►
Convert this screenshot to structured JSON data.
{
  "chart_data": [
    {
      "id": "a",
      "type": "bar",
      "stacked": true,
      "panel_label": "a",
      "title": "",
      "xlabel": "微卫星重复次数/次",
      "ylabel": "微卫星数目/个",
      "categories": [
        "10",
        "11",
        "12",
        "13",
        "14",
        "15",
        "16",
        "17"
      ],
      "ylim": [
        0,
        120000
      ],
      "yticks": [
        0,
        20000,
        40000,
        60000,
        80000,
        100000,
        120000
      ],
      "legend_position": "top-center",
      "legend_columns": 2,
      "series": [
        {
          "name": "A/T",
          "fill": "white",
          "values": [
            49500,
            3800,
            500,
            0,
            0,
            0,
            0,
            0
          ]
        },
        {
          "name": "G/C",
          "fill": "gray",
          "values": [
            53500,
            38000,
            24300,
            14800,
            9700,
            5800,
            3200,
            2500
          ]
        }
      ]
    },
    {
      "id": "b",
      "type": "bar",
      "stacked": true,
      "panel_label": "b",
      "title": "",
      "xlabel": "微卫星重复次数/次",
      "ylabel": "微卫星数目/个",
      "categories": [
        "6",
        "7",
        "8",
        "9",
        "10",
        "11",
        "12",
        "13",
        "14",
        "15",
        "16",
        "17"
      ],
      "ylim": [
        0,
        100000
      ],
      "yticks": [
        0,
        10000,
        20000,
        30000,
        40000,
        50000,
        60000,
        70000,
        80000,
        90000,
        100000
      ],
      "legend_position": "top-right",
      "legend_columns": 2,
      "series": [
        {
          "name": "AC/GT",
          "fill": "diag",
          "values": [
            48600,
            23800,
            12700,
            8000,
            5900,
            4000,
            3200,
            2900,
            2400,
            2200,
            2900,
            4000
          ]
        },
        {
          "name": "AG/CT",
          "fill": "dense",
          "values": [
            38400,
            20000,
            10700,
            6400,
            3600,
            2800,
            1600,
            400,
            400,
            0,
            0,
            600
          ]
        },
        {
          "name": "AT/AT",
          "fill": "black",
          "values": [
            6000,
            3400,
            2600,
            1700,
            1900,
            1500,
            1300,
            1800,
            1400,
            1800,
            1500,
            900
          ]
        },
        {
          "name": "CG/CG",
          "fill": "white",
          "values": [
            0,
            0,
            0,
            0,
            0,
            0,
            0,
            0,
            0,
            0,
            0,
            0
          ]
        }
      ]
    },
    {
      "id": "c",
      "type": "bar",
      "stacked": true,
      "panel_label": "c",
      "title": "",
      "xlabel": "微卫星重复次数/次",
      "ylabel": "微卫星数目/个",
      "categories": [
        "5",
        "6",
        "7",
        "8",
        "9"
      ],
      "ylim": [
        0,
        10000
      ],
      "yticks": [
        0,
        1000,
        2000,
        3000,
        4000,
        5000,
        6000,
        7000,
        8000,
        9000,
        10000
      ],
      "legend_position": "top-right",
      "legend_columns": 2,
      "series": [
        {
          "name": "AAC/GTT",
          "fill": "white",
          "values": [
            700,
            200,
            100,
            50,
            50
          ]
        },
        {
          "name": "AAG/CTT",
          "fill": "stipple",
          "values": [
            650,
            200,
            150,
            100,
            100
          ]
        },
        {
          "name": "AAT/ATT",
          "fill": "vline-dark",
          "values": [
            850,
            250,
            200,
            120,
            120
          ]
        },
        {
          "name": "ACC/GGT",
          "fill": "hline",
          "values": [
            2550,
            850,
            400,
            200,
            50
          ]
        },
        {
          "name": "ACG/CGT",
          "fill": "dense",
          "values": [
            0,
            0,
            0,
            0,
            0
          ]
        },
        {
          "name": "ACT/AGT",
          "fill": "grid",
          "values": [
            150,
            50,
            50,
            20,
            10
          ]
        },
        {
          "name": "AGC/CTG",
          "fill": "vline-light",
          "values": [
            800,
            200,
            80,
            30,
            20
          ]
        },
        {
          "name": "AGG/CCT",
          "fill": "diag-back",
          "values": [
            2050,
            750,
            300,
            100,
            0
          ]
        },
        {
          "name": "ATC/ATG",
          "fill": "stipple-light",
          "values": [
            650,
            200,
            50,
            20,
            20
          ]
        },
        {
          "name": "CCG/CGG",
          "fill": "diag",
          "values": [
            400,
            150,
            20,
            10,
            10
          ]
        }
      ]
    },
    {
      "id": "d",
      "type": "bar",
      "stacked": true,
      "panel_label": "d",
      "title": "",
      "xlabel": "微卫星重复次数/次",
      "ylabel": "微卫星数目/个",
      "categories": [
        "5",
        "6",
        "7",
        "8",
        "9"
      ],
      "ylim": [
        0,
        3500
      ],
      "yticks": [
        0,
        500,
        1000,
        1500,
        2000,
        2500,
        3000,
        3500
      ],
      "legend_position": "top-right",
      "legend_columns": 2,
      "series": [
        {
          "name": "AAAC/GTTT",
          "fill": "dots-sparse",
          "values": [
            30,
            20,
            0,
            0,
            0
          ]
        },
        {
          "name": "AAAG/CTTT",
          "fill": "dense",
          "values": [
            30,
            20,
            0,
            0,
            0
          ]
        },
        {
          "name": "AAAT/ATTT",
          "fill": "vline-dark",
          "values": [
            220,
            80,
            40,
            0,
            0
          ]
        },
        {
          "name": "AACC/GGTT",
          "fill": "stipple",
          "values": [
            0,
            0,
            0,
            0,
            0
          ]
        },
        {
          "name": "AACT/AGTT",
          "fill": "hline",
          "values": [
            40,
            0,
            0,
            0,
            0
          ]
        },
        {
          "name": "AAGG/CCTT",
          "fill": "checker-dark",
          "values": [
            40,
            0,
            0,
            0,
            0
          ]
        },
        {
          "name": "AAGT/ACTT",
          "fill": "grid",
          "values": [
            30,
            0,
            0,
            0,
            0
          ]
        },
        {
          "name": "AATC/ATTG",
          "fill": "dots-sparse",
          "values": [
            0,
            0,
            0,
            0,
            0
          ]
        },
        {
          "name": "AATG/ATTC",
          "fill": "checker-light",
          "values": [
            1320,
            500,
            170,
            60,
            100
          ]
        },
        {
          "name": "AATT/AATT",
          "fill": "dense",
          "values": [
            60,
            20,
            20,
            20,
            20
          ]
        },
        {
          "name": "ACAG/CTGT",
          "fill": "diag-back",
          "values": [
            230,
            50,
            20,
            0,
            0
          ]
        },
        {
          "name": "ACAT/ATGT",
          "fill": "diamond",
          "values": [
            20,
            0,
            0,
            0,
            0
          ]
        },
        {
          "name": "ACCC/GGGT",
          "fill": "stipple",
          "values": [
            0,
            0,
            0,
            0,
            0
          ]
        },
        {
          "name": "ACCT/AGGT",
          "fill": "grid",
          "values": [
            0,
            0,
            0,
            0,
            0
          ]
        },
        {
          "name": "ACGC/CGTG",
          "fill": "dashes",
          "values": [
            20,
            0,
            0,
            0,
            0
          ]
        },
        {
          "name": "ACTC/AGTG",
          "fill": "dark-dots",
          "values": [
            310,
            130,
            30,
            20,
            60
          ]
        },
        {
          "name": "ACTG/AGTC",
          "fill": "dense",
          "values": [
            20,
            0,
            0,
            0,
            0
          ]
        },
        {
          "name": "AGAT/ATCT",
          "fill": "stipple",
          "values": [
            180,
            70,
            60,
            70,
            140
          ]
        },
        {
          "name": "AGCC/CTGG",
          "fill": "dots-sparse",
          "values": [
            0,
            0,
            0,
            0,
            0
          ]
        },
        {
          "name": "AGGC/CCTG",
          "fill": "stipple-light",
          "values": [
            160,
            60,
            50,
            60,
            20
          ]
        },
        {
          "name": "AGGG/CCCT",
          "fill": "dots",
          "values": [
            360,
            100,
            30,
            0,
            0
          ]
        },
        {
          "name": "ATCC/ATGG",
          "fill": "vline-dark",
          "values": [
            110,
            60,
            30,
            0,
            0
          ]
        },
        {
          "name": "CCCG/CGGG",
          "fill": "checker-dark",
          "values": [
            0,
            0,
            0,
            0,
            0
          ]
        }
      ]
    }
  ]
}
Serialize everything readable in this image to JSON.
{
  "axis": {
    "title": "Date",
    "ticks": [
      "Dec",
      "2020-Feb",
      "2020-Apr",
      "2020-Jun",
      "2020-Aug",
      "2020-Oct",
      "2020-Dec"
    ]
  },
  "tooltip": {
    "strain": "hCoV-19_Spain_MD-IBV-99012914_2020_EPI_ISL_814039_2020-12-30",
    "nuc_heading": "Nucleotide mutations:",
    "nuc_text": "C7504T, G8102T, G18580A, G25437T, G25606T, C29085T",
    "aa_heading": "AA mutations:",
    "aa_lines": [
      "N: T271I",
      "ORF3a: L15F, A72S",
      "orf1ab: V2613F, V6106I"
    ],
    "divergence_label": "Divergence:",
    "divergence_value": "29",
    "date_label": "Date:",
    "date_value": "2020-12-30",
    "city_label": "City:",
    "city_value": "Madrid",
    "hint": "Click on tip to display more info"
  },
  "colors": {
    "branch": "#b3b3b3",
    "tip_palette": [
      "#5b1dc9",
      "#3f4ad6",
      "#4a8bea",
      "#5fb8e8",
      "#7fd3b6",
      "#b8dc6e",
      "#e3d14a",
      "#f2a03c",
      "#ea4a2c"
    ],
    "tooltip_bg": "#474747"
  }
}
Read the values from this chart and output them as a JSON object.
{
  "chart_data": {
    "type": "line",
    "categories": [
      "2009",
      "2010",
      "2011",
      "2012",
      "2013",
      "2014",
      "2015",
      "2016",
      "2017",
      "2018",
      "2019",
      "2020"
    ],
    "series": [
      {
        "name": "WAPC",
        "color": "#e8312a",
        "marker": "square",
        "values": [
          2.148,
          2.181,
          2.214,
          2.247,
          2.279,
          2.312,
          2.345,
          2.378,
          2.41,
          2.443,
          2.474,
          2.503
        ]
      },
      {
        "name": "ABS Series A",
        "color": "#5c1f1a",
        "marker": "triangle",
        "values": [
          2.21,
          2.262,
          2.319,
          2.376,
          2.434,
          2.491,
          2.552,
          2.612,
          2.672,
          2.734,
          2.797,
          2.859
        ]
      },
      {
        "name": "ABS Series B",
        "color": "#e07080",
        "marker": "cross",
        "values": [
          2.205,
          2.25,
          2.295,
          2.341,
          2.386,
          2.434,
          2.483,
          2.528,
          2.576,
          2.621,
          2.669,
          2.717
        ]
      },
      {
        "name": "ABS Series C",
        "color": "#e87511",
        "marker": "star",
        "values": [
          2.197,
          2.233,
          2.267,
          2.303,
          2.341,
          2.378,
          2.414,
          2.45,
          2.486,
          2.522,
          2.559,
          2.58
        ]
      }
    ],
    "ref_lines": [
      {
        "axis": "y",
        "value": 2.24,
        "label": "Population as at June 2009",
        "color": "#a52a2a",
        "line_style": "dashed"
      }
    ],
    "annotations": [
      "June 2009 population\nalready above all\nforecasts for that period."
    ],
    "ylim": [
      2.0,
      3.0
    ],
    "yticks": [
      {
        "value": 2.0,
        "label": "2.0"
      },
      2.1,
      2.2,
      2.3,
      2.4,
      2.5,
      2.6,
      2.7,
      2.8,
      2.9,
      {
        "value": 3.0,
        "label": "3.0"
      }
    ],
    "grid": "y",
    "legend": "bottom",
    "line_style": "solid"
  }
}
◄
THE REQUEST: Examine the records and pull out every line where the string "this" occurs.

EXERCISE OUTPUT:
Convert this screenshot to structured JSON data.
Serialize everything readable in this image to JSON.
Read the values from this chart and output them as a JSON object.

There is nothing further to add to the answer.